PROVIDED ENTRIES:

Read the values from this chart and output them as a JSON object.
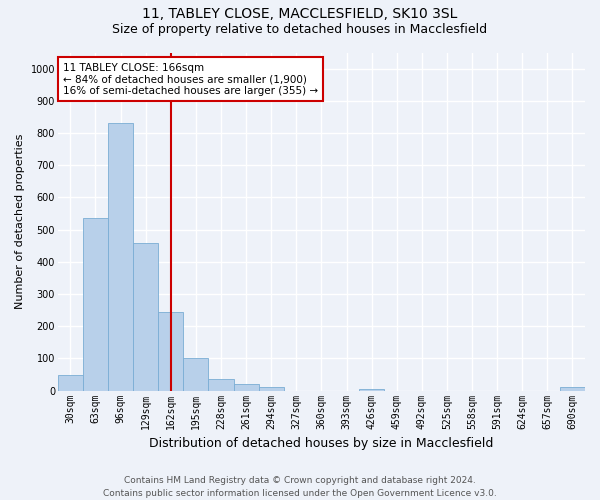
{
  "title1": "11, TABLEY CLOSE, MACCLESFIELD, SK10 3SL",
  "title2": "Size of property relative to detached houses in Macclesfield",
  "xlabel": "Distribution of detached houses by size in Macclesfield",
  "ylabel": "Number of detached properties",
  "bar_labels": [
    "30sqm",
    "63sqm",
    "96sqm",
    "129sqm",
    "162sqm",
    "195sqm",
    "228sqm",
    "261sqm",
    "294sqm",
    "327sqm",
    "360sqm",
    "393sqm",
    "426sqm",
    "459sqm",
    "492sqm",
    "525sqm",
    "558sqm",
    "591sqm",
    "624sqm",
    "657sqm",
    "690sqm"
  ],
  "bar_values": [
    50,
    535,
    830,
    460,
    245,
    100,
    35,
    20,
    10,
    0,
    0,
    0,
    5,
    0,
    0,
    0,
    0,
    0,
    0,
    0,
    10
  ],
  "bar_color": "#b8d0ea",
  "bar_edge_color": "#7aadd4",
  "vline_x_idx": 4,
  "vline_color": "#cc0000",
  "annotation_line1": "11 TABLEY CLOSE: 166sqm",
  "annotation_line2": "← 84% of detached houses are smaller (1,900)",
  "annotation_line3": "16% of semi-detached houses are larger (355) →",
  "annotation_box_color": "#ffffff",
  "annotation_box_edge": "#cc0000",
  "ylim": [
    0,
    1050
  ],
  "yticks": [
    0,
    100,
    200,
    300,
    400,
    500,
    600,
    700,
    800,
    900,
    1000
  ],
  "footer_line1": "Contains HM Land Registry data © Crown copyright and database right 2024.",
  "footer_line2": "Contains public sector information licensed under the Open Government Licence v3.0.",
  "bg_color": "#eef2f9",
  "grid_color": "#ffffff",
  "title1_fontsize": 10,
  "title2_fontsize": 9,
  "xlabel_fontsize": 9,
  "ylabel_fontsize": 8,
  "tick_fontsize": 7,
  "annotation_fontsize": 7.5,
  "footer_fontsize": 6.5
}
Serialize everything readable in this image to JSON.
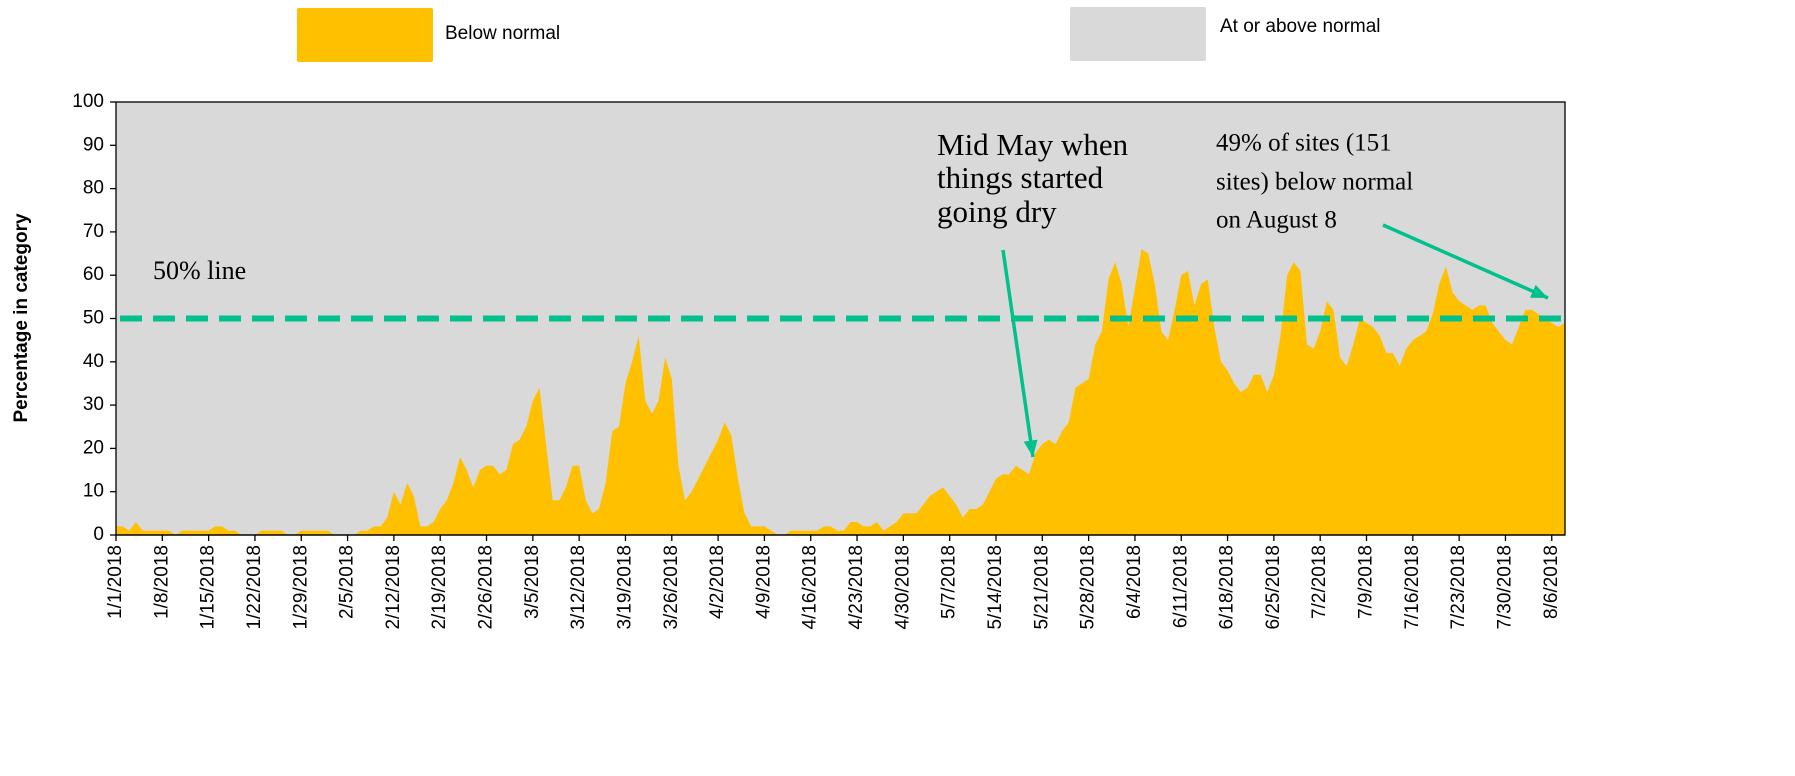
{
  "chart_data": {
    "type": "area",
    "y_label": "Percentage in category",
    "categories": [
      "1/1/2018",
      null,
      null,
      null,
      null,
      null,
      null,
      "1/8/2018",
      null,
      null,
      null,
      null,
      null,
      null,
      "1/15/2018",
      null,
      null,
      null,
      null,
      null,
      null,
      "1/22/2018",
      null,
      null,
      null,
      null,
      null,
      null,
      "1/29/2018",
      null,
      null,
      null,
      null,
      null,
      null,
      "2/5/2018",
      null,
      null,
      null,
      null,
      null,
      null,
      "2/12/2018",
      null,
      null,
      null,
      null,
      null,
      null,
      "2/19/2018",
      null,
      null,
      null,
      null,
      null,
      null,
      "2/26/2018",
      null,
      null,
      null,
      null,
      null,
      null,
      "3/5/2018",
      null,
      null,
      null,
      null,
      null,
      null,
      "3/12/2018",
      null,
      null,
      null,
      null,
      null,
      null,
      "3/19/2018",
      null,
      null,
      null,
      null,
      null,
      null,
      "3/26/2018",
      null,
      null,
      null,
      null,
      null,
      null,
      "4/2/2018",
      null,
      null,
      null,
      null,
      null,
      null,
      "4/9/2018",
      null,
      null,
      null,
      null,
      null,
      null,
      "4/16/2018",
      null,
      null,
      null,
      null,
      null,
      null,
      "4/23/2018",
      null,
      null,
      null,
      null,
      null,
      null,
      "4/30/2018",
      null,
      null,
      null,
      null,
      null,
      null,
      "5/7/2018",
      null,
      null,
      null,
      null,
      null,
      null,
      "5/14/2018",
      null,
      null,
      null,
      null,
      null,
      null,
      "5/21/2018",
      null,
      null,
      null,
      null,
      null,
      null,
      "5/28/2018",
      null,
      null,
      null,
      null,
      null,
      null,
      "6/4/2018",
      null,
      null,
      null,
      null,
      null,
      null,
      "6/11/2018",
      null,
      null,
      null,
      null,
      null,
      null,
      "6/18/2018",
      null,
      null,
      null,
      null,
      null,
      null,
      "6/25/2018",
      null,
      null,
      null,
      null,
      null,
      null,
      "7/2/2018",
      null,
      null,
      null,
      null,
      null,
      null,
      "7/9/2018",
      null,
      null,
      null,
      null,
      null,
      null,
      "7/16/2018",
      null,
      null,
      null,
      null,
      null,
      null,
      "7/23/2018",
      null,
      null,
      null,
      null,
      null,
      null,
      "7/30/2018",
      null,
      null,
      null,
      null,
      null,
      null,
      "8/6/2018",
      null,
      null
    ],
    "series": [
      {
        "name": "Below normal",
        "color": "#FFC000",
        "values": [
          2,
          2,
          1,
          3,
          1,
          1,
          1,
          1,
          1,
          0,
          1,
          1,
          1,
          1,
          1,
          2,
          2,
          1,
          1,
          0,
          0,
          0,
          1,
          1,
          1,
          1,
          0,
          0,
          1,
          1,
          1,
          1,
          1,
          0,
          0,
          0,
          0,
          1,
          1,
          2,
          2,
          4,
          10,
          7,
          12,
          9,
          2,
          2,
          3,
          6,
          8,
          12,
          18,
          15,
          11,
          15,
          16,
          16,
          14,
          15,
          21,
          22,
          25,
          31,
          34,
          21,
          8,
          8,
          11,
          16,
          16,
          8,
          5,
          6,
          12,
          24,
          25,
          35,
          40,
          46,
          31,
          28,
          31,
          41,
          36,
          16,
          8,
          10,
          13,
          16,
          19,
          22,
          26,
          23,
          13,
          5,
          2,
          2,
          2,
          1,
          0,
          0,
          1,
          1,
          1,
          1,
          1,
          2,
          2,
          1,
          1,
          3,
          3,
          2,
          2,
          3,
          1,
          2,
          3,
          5,
          5,
          5,
          7,
          9,
          10,
          11,
          9,
          7,
          4,
          6,
          6,
          7,
          10,
          13,
          14,
          14,
          16,
          15,
          14,
          19,
          21,
          22,
          21,
          24,
          26,
          34,
          35,
          36,
          44,
          47,
          59,
          63,
          58,
          48,
          57,
          66,
          65,
          58,
          47,
          45,
          52,
          60,
          61,
          53,
          58,
          59,
          48,
          40,
          38,
          35,
          33,
          34,
          37,
          37,
          33,
          37,
          46,
          60,
          63,
          61,
          44,
          43,
          47,
          54,
          52,
          41,
          39,
          44,
          50,
          49,
          48,
          46,
          42,
          42,
          39,
          43,
          45,
          46,
          47,
          51,
          58,
          62,
          56,
          54,
          53,
          52,
          53,
          53,
          49,
          47,
          45,
          44,
          48,
          52,
          52,
          51,
          50,
          49,
          48,
          49
        ]
      },
      {
        "name": "At or above normal",
        "color": "#D9D9D9"
      }
    ],
    "ylim": [
      0,
      100
    ],
    "yticks": [
      0,
      10,
      20,
      30,
      40,
      50,
      60,
      70,
      80,
      90,
      100
    ],
    "reference_line": {
      "value": 50,
      "label": "50% line",
      "color": "#00C08B"
    },
    "annotations": [
      {
        "lines": [
          "Mid May when",
          "things started",
          "going dry"
        ]
      },
      {
        "lines": [
          "49% of sites (151",
          "sites) below normal",
          "on August 8"
        ]
      }
    ]
  }
}
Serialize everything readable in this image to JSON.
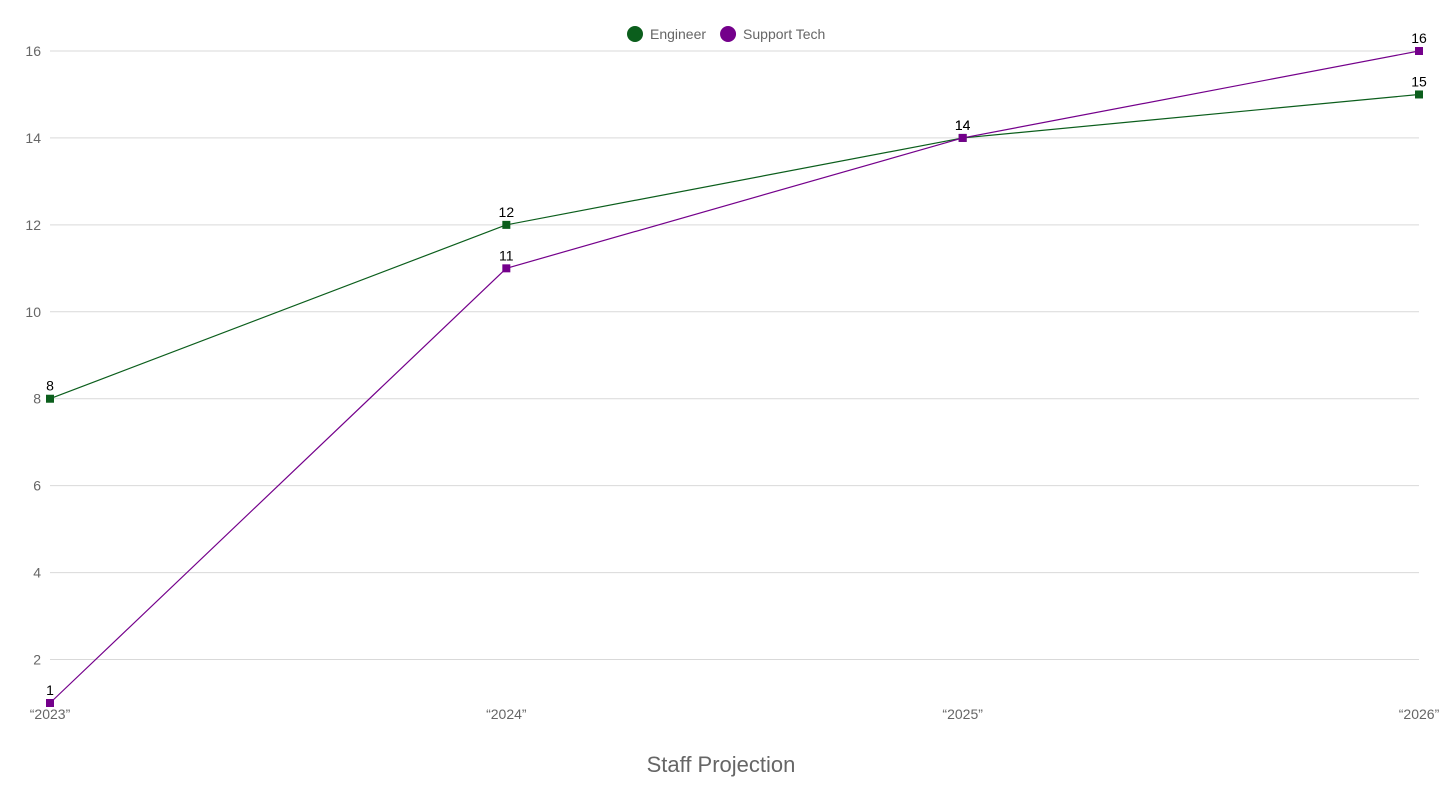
{
  "chart_data": {
    "type": "line",
    "title": "Staff Projection",
    "xlabel": "",
    "ylabel": "",
    "categories": [
      "“2023”",
      "“2024”",
      "“2025”",
      "“2026”"
    ],
    "ylim": [
      1,
      16
    ],
    "yticks": [
      2,
      4,
      6,
      8,
      10,
      12,
      14,
      16
    ],
    "grid": true,
    "legend_position": "top-center",
    "series": [
      {
        "name": "Engineer",
        "color": "#0b5e1c",
        "values": [
          8,
          12,
          14,
          15
        ]
      },
      {
        "name": "Support Tech",
        "color": "#74008b",
        "values": [
          1,
          11,
          14,
          16
        ]
      }
    ]
  }
}
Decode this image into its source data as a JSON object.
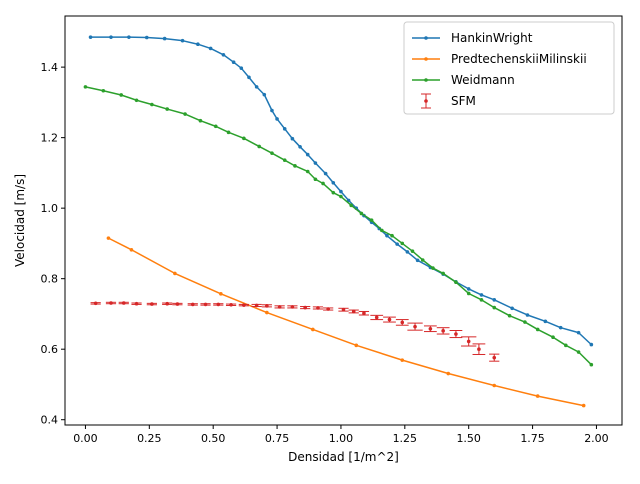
{
  "chart_data": {
    "type": "line",
    "title": "",
    "xlabel": "Densidad [1/m^2]",
    "ylabel": "Velocidad [m/s]",
    "xlim": [
      -0.08,
      2.1
    ],
    "ylim": [
      0.385,
      1.545
    ],
    "xticks": [
      0.0,
      0.25,
      0.5,
      0.75,
      1.0,
      1.25,
      1.5,
      1.75,
      2.0
    ],
    "xtick_labels": [
      "0.00",
      "0.25",
      "0.50",
      "0.75",
      "1.00",
      "1.25",
      "1.50",
      "1.75",
      "2.00"
    ],
    "yticks": [
      0.4,
      0.6,
      0.8,
      1.0,
      1.2,
      1.4
    ],
    "ytick_labels": [
      "0.4",
      "0.6",
      "0.8",
      "1.0",
      "1.2",
      "1.4"
    ],
    "grid": false,
    "legend_position": "upper right",
    "series": [
      {
        "name": "HankinWright",
        "color": "#1f77b4",
        "style": "line",
        "x": [
          0.02,
          0.1,
          0.17,
          0.24,
          0.31,
          0.38,
          0.44,
          0.49,
          0.54,
          0.58,
          0.61,
          0.64,
          0.67,
          0.7,
          0.73,
          0.75,
          0.78,
          0.81,
          0.84,
          0.87,
          0.9,
          0.94,
          0.97,
          1.0,
          1.03,
          1.06,
          1.09,
          1.12,
          1.15,
          1.18,
          1.22,
          1.26,
          1.3,
          1.35,
          1.4,
          1.45,
          1.5,
          1.55,
          1.6,
          1.67,
          1.73,
          1.8,
          1.86,
          1.93,
          1.98
        ],
        "y": [
          1.485,
          1.485,
          1.485,
          1.484,
          1.481,
          1.475,
          1.465,
          1.453,
          1.435,
          1.414,
          1.397,
          1.371,
          1.344,
          1.322,
          1.277,
          1.253,
          1.225,
          1.197,
          1.174,
          1.152,
          1.128,
          1.098,
          1.072,
          1.047,
          1.022,
          1.0,
          0.979,
          0.96,
          0.942,
          0.922,
          0.898,
          0.876,
          0.852,
          0.832,
          0.813,
          0.791,
          0.771,
          0.754,
          0.74,
          0.716,
          0.697,
          0.679,
          0.661,
          0.647,
          0.613
        ]
      },
      {
        "name": "PredtechenskiiMilinskii",
        "color": "#ff7f0e",
        "style": "line",
        "x": [
          0.09,
          0.18,
          0.35,
          0.53,
          0.71,
          0.89,
          1.06,
          1.24,
          1.42,
          1.6,
          1.77,
          1.95
        ],
        "y": [
          0.915,
          0.882,
          0.815,
          0.757,
          0.704,
          0.656,
          0.611,
          0.569,
          0.531,
          0.497,
          0.467,
          0.44
        ]
      },
      {
        "name": "Weidmann",
        "color": "#2ca02c",
        "style": "line",
        "x": [
          0.0,
          0.07,
          0.14,
          0.2,
          0.26,
          0.32,
          0.39,
          0.45,
          0.51,
          0.56,
          0.62,
          0.68,
          0.73,
          0.78,
          0.82,
          0.87,
          0.9,
          0.93,
          0.97,
          1.0,
          1.04,
          1.08,
          1.12,
          1.16,
          1.2,
          1.24,
          1.28,
          1.32,
          1.36,
          1.4,
          1.45,
          1.5,
          1.55,
          1.6,
          1.66,
          1.72,
          1.77,
          1.83,
          1.88,
          1.93,
          1.98
        ],
        "y": [
          1.344,
          1.333,
          1.321,
          1.306,
          1.294,
          1.281,
          1.267,
          1.248,
          1.232,
          1.215,
          1.198,
          1.175,
          1.156,
          1.136,
          1.12,
          1.104,
          1.082,
          1.07,
          1.044,
          1.033,
          1.008,
          0.985,
          0.966,
          0.937,
          0.922,
          0.9,
          0.878,
          0.853,
          0.83,
          0.815,
          0.79,
          0.758,
          0.74,
          0.718,
          0.695,
          0.677,
          0.656,
          0.634,
          0.611,
          0.592,
          0.556
        ]
      },
      {
        "name": "SFM",
        "color": "#d62728",
        "style": "errorbar",
        "x": [
          0.04,
          0.1,
          0.15,
          0.2,
          0.26,
          0.32,
          0.36,
          0.42,
          0.47,
          0.52,
          0.57,
          0.62,
          0.67,
          0.71,
          0.76,
          0.81,
          0.86,
          0.91,
          0.95,
          1.01,
          1.05,
          1.09,
          1.14,
          1.19,
          1.24,
          1.29,
          1.35,
          1.4,
          1.45,
          1.5,
          1.54,
          1.6
        ],
        "y": [
          0.73,
          0.731,
          0.731,
          0.729,
          0.728,
          0.729,
          0.728,
          0.727,
          0.727,
          0.727,
          0.726,
          0.725,
          0.724,
          0.723,
          0.72,
          0.72,
          0.718,
          0.717,
          0.714,
          0.712,
          0.707,
          0.702,
          0.69,
          0.684,
          0.676,
          0.664,
          0.658,
          0.652,
          0.643,
          0.622,
          0.6,
          0.576
        ],
        "yerr": [
          0.002,
          0.002,
          0.002,
          0.002,
          0.002,
          0.002,
          0.002,
          0.002,
          0.002,
          0.002,
          0.002,
          0.002,
          0.003,
          0.003,
          0.003,
          0.003,
          0.003,
          0.003,
          0.003,
          0.004,
          0.004,
          0.005,
          0.006,
          0.007,
          0.008,
          0.01,
          0.008,
          0.009,
          0.01,
          0.013,
          0.015,
          0.01
        ],
        "xerr": [
          0.02,
          0.02,
          0.02,
          0.02,
          0.02,
          0.02,
          0.02,
          0.02,
          0.02,
          0.02,
          0.02,
          0.02,
          0.02,
          0.02,
          0.02,
          0.02,
          0.02,
          0.02,
          0.02,
          0.02,
          0.02,
          0.02,
          0.025,
          0.025,
          0.025,
          0.03,
          0.025,
          0.025,
          0.025,
          0.03,
          0.025,
          0.02
        ]
      }
    ]
  }
}
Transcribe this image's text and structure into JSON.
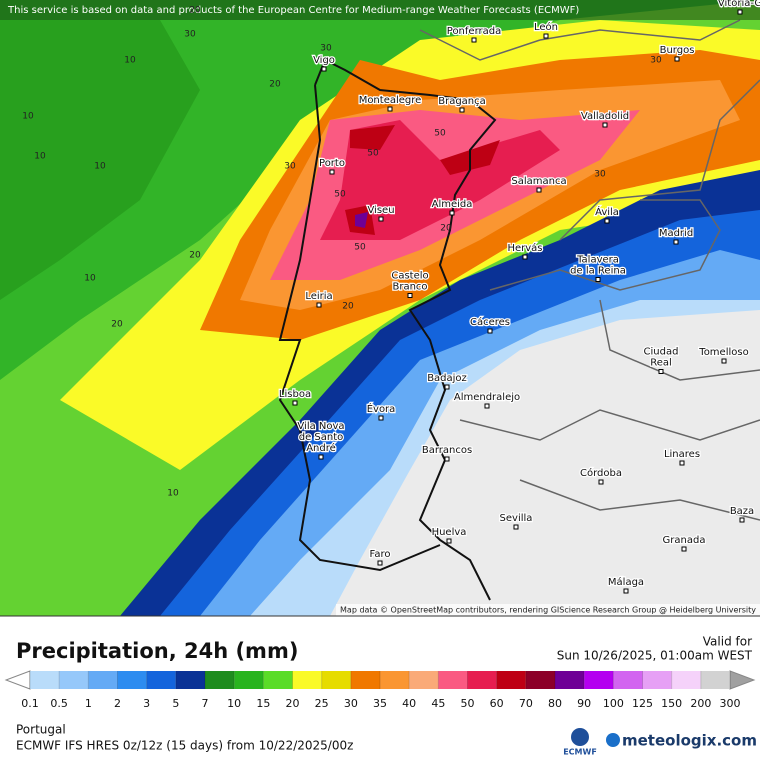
{
  "map": {
    "notice": "This service is based on data and products of the European Centre for Medium-range Weather Forecasts (ECMWF)",
    "attribution": "Map data © OpenStreetMap contributors, rendering GIScience Research Group @ Heidelberg University",
    "places": [
      [
        "Vitoria-G"
      ],
      [
        "Ponferrada"
      ],
      [
        "León"
      ],
      [
        "Vigo"
      ],
      [
        "Burgos"
      ],
      [
        "Montealegre"
      ],
      [
        "Bragança"
      ],
      [
        "Valladolid"
      ],
      [
        "Porto"
      ],
      [
        "Salamanca"
      ],
      [
        "Viseu"
      ],
      [
        "Almeida"
      ],
      [
        "Ávila"
      ],
      [
        "Madrid"
      ],
      [
        "Hervás"
      ],
      [
        "Talavera",
        "de la Reina"
      ],
      [
        "Castelo",
        "Branco"
      ],
      [
        "Leiria"
      ],
      [
        "Cáceres"
      ],
      [
        "Ciudad",
        "Real"
      ],
      [
        "Tomelloso"
      ],
      [
        "Badajoz"
      ],
      [
        "Almendralejo"
      ],
      [
        "Lisboa"
      ],
      [
        "Évora"
      ],
      [
        "Vila Nova",
        "de Santo",
        "André"
      ],
      [
        "Barrancos"
      ],
      [
        "Linares"
      ],
      [
        "Córdoba"
      ],
      [
        "Baza"
      ],
      [
        "Sevilla"
      ],
      [
        "Granada"
      ],
      [
        "Huelva"
      ],
      [
        "Faro"
      ],
      [
        "Málaga"
      ]
    ],
    "contour_labels": [
      10,
      10,
      10,
      10,
      20,
      30,
      20,
      30,
      50,
      50,
      50,
      50,
      30,
      30,
      20,
      20,
      20,
      20,
      10,
      10,
      30
    ]
  },
  "footer": {
    "title": "Precipitation, 24h (mm)",
    "valid_label": "Valid for",
    "valid_time": "Sun 10/26/2025, 01:00am WEST",
    "region": "Portugal",
    "model": "ECMWF IFS HRES 0z/12z (15 days) from  10/22/2025/00z",
    "logo_left": "ECMWF",
    "logo_right": "meteologix.com"
  },
  "scale": {
    "ticks": [
      0.1,
      0.5,
      1,
      2,
      3,
      5,
      7,
      10,
      15,
      20,
      25,
      30,
      35,
      40,
      45,
      50,
      60,
      70,
      80,
      90,
      100,
      125,
      150,
      200,
      300
    ],
    "colors": [
      "#b9dcfa",
      "#96c8fa",
      "#64aaf5",
      "#2d8cf0",
      "#1464dc",
      "#0a3296",
      "#1e8c1e",
      "#28b41e",
      "#5adc28",
      "#fafa28",
      "#e6dc00",
      "#f07800",
      "#fa9632",
      "#faaa78",
      "#fa5a82",
      "#e61e50",
      "#be0014",
      "#8c0028",
      "#6e0096",
      "#b400f0",
      "#d264f0",
      "#e6a0f5",
      "#f5d2fa",
      "#d2d2d2"
    ],
    "low_color": "#ffffff",
    "high_color": "#a0a0a0"
  }
}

PROBLEM DESCRIPTION: Find and copy every line in the entries above where the string "name" occurs.

SOLVED EXERCISE:
        "name": "Below normal",
        "name": "At or above normal",
        "name": "Engineer",
        "name": "Support Tech",
        "name": "HankinWright",
        "name": "PredtechenskiiMilinskii",
        "name": "Weidmann",
        "name": "SFM",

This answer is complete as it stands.